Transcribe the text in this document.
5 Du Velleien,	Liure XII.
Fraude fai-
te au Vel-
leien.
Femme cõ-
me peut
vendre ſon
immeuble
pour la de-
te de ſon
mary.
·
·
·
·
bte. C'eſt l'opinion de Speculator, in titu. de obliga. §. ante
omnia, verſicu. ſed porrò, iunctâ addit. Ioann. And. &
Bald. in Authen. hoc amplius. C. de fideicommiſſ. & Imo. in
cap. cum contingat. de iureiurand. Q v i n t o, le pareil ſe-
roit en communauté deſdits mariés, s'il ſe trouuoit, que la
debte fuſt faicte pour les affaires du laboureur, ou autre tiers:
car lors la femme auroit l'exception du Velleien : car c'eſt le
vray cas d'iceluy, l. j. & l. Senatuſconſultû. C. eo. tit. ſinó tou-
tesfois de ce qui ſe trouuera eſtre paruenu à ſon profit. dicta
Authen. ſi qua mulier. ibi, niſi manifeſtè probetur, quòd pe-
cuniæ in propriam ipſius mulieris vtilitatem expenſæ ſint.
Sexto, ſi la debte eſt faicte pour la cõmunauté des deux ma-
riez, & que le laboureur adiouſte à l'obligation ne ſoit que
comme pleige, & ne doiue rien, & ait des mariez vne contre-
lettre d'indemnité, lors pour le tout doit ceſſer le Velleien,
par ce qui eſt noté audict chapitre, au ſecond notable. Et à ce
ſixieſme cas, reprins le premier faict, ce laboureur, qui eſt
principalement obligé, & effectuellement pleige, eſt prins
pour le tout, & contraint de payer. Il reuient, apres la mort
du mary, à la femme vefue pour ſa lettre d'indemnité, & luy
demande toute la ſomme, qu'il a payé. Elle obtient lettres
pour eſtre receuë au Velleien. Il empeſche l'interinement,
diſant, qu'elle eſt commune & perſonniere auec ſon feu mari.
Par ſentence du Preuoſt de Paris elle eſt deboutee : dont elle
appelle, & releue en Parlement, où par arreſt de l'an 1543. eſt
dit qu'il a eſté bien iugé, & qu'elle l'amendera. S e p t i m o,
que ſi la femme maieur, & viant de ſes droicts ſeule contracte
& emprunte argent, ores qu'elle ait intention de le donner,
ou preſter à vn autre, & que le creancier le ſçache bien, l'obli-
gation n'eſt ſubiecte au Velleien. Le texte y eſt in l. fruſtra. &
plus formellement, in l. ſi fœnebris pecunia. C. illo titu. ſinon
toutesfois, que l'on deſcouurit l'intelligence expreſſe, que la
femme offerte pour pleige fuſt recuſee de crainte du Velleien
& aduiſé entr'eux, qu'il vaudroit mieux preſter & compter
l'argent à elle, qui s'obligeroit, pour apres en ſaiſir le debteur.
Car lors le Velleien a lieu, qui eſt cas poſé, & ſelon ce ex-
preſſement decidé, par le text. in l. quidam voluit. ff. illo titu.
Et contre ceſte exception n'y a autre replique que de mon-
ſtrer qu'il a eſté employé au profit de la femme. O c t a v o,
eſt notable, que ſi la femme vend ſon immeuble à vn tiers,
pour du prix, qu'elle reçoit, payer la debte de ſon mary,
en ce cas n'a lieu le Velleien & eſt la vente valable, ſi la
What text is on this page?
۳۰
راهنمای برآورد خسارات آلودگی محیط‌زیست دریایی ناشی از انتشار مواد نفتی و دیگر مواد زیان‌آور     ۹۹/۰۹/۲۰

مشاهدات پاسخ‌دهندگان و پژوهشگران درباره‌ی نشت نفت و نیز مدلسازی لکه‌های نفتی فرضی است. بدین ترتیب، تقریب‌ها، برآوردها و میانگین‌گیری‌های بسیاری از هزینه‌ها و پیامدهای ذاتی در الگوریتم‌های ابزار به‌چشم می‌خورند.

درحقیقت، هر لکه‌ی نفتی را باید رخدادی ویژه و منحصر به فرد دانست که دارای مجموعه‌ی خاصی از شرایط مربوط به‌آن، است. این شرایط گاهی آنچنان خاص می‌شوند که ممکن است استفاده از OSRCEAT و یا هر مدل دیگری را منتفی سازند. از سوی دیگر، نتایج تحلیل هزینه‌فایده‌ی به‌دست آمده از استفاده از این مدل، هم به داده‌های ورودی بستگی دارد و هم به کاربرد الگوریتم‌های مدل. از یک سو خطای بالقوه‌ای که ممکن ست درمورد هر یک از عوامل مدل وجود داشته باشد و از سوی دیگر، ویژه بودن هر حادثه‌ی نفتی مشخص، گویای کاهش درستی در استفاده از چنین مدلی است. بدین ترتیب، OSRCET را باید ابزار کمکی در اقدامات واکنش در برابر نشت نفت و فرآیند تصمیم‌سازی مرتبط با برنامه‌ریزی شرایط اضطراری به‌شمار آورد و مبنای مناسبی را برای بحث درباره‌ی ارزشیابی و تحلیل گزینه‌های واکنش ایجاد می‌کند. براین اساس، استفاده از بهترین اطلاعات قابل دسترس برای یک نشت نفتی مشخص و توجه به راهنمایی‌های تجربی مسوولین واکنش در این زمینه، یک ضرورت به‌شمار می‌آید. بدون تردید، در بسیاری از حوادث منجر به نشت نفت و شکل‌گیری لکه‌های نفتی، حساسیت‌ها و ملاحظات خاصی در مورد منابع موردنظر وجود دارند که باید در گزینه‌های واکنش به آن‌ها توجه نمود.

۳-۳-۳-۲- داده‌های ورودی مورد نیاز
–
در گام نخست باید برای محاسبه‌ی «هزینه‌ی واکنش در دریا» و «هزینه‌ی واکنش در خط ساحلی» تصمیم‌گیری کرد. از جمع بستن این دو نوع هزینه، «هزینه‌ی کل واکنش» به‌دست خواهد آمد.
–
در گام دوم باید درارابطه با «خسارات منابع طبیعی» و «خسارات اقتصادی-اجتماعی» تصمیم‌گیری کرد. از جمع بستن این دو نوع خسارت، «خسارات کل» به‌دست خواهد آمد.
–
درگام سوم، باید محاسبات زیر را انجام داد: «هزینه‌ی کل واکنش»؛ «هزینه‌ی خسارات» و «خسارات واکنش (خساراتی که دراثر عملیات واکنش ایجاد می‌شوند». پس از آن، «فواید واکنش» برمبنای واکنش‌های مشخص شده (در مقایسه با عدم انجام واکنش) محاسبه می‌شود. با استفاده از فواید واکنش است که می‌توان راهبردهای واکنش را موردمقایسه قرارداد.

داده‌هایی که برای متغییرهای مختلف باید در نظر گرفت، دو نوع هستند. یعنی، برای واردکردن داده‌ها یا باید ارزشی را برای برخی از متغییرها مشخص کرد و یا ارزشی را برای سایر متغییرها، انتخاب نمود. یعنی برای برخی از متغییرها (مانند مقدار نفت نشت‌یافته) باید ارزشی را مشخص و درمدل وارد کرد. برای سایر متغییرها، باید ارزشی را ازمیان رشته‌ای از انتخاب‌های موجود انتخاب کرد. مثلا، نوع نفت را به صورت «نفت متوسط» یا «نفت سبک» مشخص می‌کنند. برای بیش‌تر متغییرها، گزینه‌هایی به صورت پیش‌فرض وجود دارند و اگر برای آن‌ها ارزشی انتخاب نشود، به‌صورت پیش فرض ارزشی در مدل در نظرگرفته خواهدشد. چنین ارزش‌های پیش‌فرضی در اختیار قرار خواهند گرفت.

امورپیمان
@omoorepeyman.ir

- **PROBLEM STATEMENT**:
Output the entries verbatim.

- **SOLVED PROBLEM**:
Transcribe the text in this document.
5 Du Velleien,	Liure XII.
Fraude fai-
te au Vel-
leien.
Femme cõ-
me peut
vendre ſon
immeuble
pour la de-
te de ſon
mary.
·
·
·
·
bte. C'eſt l'opinion de Speculator, in titu. de obliga. §. ante
omnia, verſicu. ſed porrò, iunctâ addit. Ioann. And. &
Bald. in Authen. hoc amplius. C. de fideicommiſſ. & Imo. in
cap. cum contingat. de iureiurand. Q v i n t o, le pareil ſe-
roit en communauté deſdits mariés, s'il ſe trouuoit, que la
debte fuſt faicte pour les affaires du laboureur, ou autre tiers:
car lors la femme auroit l'exception du Velleien : car c'eſt le
vray cas d'iceluy, l. j. & l. Senatuſconſultû. C. eo. tit. ſinó tou-
tesfois de ce qui ſe trouuera eſtre paruenu à ſon profit. dicta
Authen. ſi qua mulier. ibi, niſi manifeſtè probetur, quòd pe-
cuniæ in propriam ipſius mulieris vtilitatem expenſæ ſint.
Sexto, ſi la debte eſt faicte pour la cõmunauté des deux ma-
riez, & que le laboureur adiouſte à l'obligation ne ſoit que
comme pleige, & ne doiue rien, & ait des mariez vne contre-
lettre d'indemnité, lors pour le tout doit ceſſer le Velleien,
par ce qui eſt noté audict chapitre, au ſecond notable. Et à ce
ſixieſme cas, reprins le premier faict, ce laboureur, qui eſt
principalement obligé, & effectuellement pleige, eſt prins
pour le tout, & contraint de payer. Il reuient, apres la mort
du mary, à la femme vefue pour ſa lettre d'indemnité, & luy
demande toute la ſomme, qu'il a payé. Elle obtient lettres
pour eſtre receuë au Velleien. Il empeſche l'interinement,
diſant, qu'elle eſt commune & perſonniere auec ſon feu mari.
Par ſentence du Preuoſt de Paris elle eſt deboutee : dont elle
appelle, & releue en Parlement, où par arreſt de l'an 1543. eſt
dit qu'il a eſté bien iugé, & qu'elle l'amendera. S e p t i m o,
que ſi la femme maieur, & viant de ſes droicts ſeule contracte
& emprunte argent, ores qu'elle ait intention de le donner,
ou preſter à vn autre, & que le creancier le ſçache bien, l'obli-
gation n'eſt ſubiecte au Velleien. Le texte y eſt in l. fruſtra. &
plus formellement, in l. ſi fœnebris pecunia. C. illo titu. ſinon
toutesfois, que l'on deſcouurit l'intelligence expreſſe, que la
femme offerte pour pleige fuſt recuſee de crainte du Velleien
& aduiſé entr'eux, qu'il vaudroit mieux preſter & compter
l'argent à elle, qui s'obligeroit, pour apres en ſaiſir le debteur.
Car lors le Velleien a lieu, qui eſt cas poſé, & ſelon ce ex-
preſſement decidé, par le text. in l. quidam voluit. ff. illo titu.
Et contre ceſte exception n'y a autre replique que de mon-
ſtrer qu'il a eſté employé au profit de la femme. O c t a v o,
eſt notable, que ſi la femme vend ſon immeuble à vn tiers,
pour du prix, qu'elle reçoit, payer la debte de ſon mary,
en ce cas n'a lieu le Velleien & eſt la vente valable, ſi la
What text is on this page?
۳۰
راهنمای برآورد خسارات آلودگی محیط‌زیست دریایی ناشی از انتشار مواد نفتی و دیگر مواد زیان‌آور     ۹۹/۰۹/۲۰

مشاهدات پاسخ‌دهندگان و پژوهشگران درباره‌ی نشت نفت و نیز مدلسازی لکه‌های نفتی فرضی است. بدین ترتیب، تقریب‌ها، برآوردها و میانگین‌گیری‌های بسیاری از هزینه‌ها و پیامدهای ذاتی در الگوریتم‌های ابزار به‌چشم می‌خورند.

درحقیقت، هر لکه‌ی نفتی را باید رخدادی ویژه و منحصر به فرد دانست که دارای مجموعه‌ی خاصی از شرایط مربوط به‌آن، است. این شرایط گاهی آنچنان خاص می‌شوند که ممکن است استفاده از OSRCEAT و یا هر مدل دیگری را منتفی سازند. از سوی دیگر، نتایج تحلیل هزینه‌فایده‌ی به‌دست آمده از استفاده از این مدل، هم به داده‌های ورودی بستگی دارد و هم به کاربرد الگوریتم‌های مدل. از یک سو خطای بالقوه‌ای که ممکن ست درمورد هر یک از عوامل مدل وجود داشته باشد و از سوی دیگر، ویژه بودن هر حادثه‌ی نفتی مشخص، گویای کاهش درستی در استفاده از چنین مدلی است. بدین ترتیب، OSRCET را باید ابزار کمکی در اقدامات واکنش در برابر نشت نفت و فرآیند تصمیم‌سازی مرتبط با برنامه‌ریزی شرایط اضطراری به‌شمار آورد و مبنای مناسبی را برای بحث درباره‌ی ارزشیابی و تحلیل گزینه‌های واکنش ایجاد می‌کند. براین اساس، استفاده از بهترین اطلاعات قابل دسترس برای یک نشت نفتی مشخص و توجه به راهنمایی‌های تجربی مسوولین واکنش در این زمینه، یک ضرورت به‌شمار می‌آید. بدون تردید، در بسیاری از حوادث منجر به نشت نفت و شکل‌گیری لکه‌های نفتی، حساسیت‌ها و ملاحظات خاصی در مورد منابع موردنظر وجود دارند که باید در گزینه‌های واکنش به آن‌ها توجه نمود.

۳-۳-۳-۲- داده‌های ورودی مورد نیاز
–
در گام نخست باید برای محاسبه‌ی «هزینه‌ی واکنش در دریا» و «هزینه‌ی واکنش در خط ساحلی» تصمیم‌گیری کرد. از جمع بستن این دو نوع هزینه، «هزینه‌ی کل واکنش» به‌دست خواهد آمد.
–
در گام دوم باید درارابطه با «خسارات منابع طبیعی» و «خسارات اقتصادی-اجتماعی» تصمیم‌گیری کرد. از جمع بستن این دو نوع خسارت، «خسارات کل» به‌دست خواهد آمد.
–
درگام سوم، باید محاسبات زیر را انجام داد: «هزینه‌ی کل واکنش»؛ «هزینه‌ی خسارات» و «خسارات واکنش (خساراتی که دراثر عملیات واکنش ایجاد می‌شوند». پس از آن، «فواید واکنش» برمبنای واکنش‌های مشخص شده (در مقایسه با عدم انجام واکنش) محاسبه می‌شود. با استفاده از فواید واکنش است که می‌توان راهبردهای واکنش را موردمقایسه قرارداد.

داده‌هایی که برای متغییرهای مختلف باید در نظر گرفت، دو نوع هستند. یعنی، برای واردکردن داده‌ها یا باید ارزشی را برای برخی از متغییرها مشخص کرد و یا ارزشی را برای سایر متغییرها، انتخاب نمود. یعنی برای برخی از متغییرها (مانند مقدار نفت نشت‌یافته) باید ارزشی را مشخص و درمدل وارد کرد. برای سایر متغییرها، باید ارزشی را ازمیان رشته‌ای از انتخاب‌های موجود انتخاب کرد. مثلا، نوع نفت را به صورت «نفت متوسط» یا «نفت سبک» مشخص می‌کنند. برای بیش‌تر متغییرها، گزینه‌هایی به صورت پیش‌فرض وجود دارند و اگر برای آن‌ها ارزشی انتخاب نشود، به‌صورت پیش فرض ارزشی در مدل در نظرگرفته خواهدشد. چنین ارزش‌های پیش‌فرضی در اختیار قرار خواهند گرفت.

امورپیمان
@omoorepeyman.ir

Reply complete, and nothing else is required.